[Text provided]

Segment Open

The Growing Dilemma of Robot Morality


The field of robot morality is quickly gaining attention as experts are trying to change the problematic nature of a robot that simply follows instructions in a chain of command and cannot make decisions that would otherwise trump their superiors, as would a human nurse giving pain medication to a patient for example. Between computer scientists, psychologists, lawyers, linguists, philosophers, theologians and even (maybe most importantly) human rights experts, professionals from all these fields are attempting to identify the specific set of decision making points that robots have to overcome in order to emulate our own human perceptions of right and wrong in modern day society. As Robin Marantz Henig of the New York Times describes it, a robot nurse “must not hurt its human. The robot must do what its human asks it to do. The robot must not administer medication without first contacting its supervisor for permission. On most days, these rules work fine.” But what happens when a decision is made to go behind a supervisors back and break the chain of command and that decision ends up accidentally hurting the very human it’s attempting to help?

Segment Closed

[Exercise goal] Continue the text on robot morality from where it stops. The records are separate material and don't belong to the text on robot morality.

[Extracted material]

Segment Open

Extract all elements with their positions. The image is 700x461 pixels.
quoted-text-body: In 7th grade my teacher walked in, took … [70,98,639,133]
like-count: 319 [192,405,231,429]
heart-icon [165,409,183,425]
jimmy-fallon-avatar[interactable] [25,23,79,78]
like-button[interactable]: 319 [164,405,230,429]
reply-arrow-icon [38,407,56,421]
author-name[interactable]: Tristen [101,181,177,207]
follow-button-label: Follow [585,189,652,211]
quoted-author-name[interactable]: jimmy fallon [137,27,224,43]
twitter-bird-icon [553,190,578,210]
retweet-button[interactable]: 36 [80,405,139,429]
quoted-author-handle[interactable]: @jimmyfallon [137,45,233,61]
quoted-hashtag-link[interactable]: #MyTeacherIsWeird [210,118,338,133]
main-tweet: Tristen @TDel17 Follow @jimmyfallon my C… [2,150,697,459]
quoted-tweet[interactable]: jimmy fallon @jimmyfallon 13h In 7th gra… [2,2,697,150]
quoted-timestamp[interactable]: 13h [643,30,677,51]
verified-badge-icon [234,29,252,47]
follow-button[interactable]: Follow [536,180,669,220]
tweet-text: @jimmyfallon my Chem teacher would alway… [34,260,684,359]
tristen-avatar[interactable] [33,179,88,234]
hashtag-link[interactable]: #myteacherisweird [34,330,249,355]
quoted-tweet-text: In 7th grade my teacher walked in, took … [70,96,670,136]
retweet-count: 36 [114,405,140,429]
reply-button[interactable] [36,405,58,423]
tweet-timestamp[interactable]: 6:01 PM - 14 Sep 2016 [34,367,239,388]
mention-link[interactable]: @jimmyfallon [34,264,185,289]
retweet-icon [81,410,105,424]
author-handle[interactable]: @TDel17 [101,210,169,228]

Segment Closed

[Answer]
In the recent science fiction remake of Robocop, we are presented with a future that consists of robot police that are armed and programmed to kill if being fired upon. While the robots in the movie seem rather extravagantly designed, the real thing actually already exists, albeit in a rather primitive, grunt-like form. While WIRED news claimed that a real cyborg body suit like the Robocop is 100 years away due to its excessive need for long battery life, the fact remains that most of the tech for autonomous robots is already out there, so experts are concerned with how the moral and ethical issues that govern modern society are going to play out with such an experimental new frontier.